• TASK OBJECTIVE:
Write out each entry again. Keep every word exactly as it is.

** begin DATA PROVIDED **

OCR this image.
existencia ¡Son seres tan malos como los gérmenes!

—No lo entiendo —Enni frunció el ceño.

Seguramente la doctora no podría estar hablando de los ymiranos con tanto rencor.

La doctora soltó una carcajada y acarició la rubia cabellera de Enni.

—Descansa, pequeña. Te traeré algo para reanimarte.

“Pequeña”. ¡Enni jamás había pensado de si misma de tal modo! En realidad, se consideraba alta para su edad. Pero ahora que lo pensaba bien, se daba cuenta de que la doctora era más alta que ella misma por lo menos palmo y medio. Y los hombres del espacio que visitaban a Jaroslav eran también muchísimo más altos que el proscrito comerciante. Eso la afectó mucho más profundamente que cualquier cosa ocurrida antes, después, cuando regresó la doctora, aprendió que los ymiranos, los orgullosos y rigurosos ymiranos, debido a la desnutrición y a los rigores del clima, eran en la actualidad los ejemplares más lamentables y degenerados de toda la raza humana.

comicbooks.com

** end DATA PROVIDED **

• FINAL RESULT:
OCR this image.
existencia ¡Son seres tan malos como los gérmenes!

—No lo entiendo —Enni frunció el ceño.

Seguramente la doctora no podría estar hablando de los ymiranos con tanto rencor.

La doctora soltó una carcajada y acarició la rubia cabellera de Enni.

—Descansa, pequeña. Te traeré algo para reanimarte.

“Pequeña”. ¡Enni jamás había pensado de si misma de tal modo! En realidad, se consideraba alta para su edad. Pero ahora que lo pensaba bien, se daba cuenta de que la doctora era más alta que ella misma por lo menos palmo y medio. Y los hombres del espacio que visitaban a Jaroslav eran también muchísimo más altos que el proscrito comerciante. Eso la afectó mucho más profundamente que cualquier cosa ocurrida antes, después, cuando regresó la doctora, aprendió que los ymiranos, los orgullosos y rigurosos ymiranos, debido a la desnutrición y a los rigores del clima, eran en la actualidad los ejemplares más lamentables y degenerados de toda la raza humana.

comicbooks.com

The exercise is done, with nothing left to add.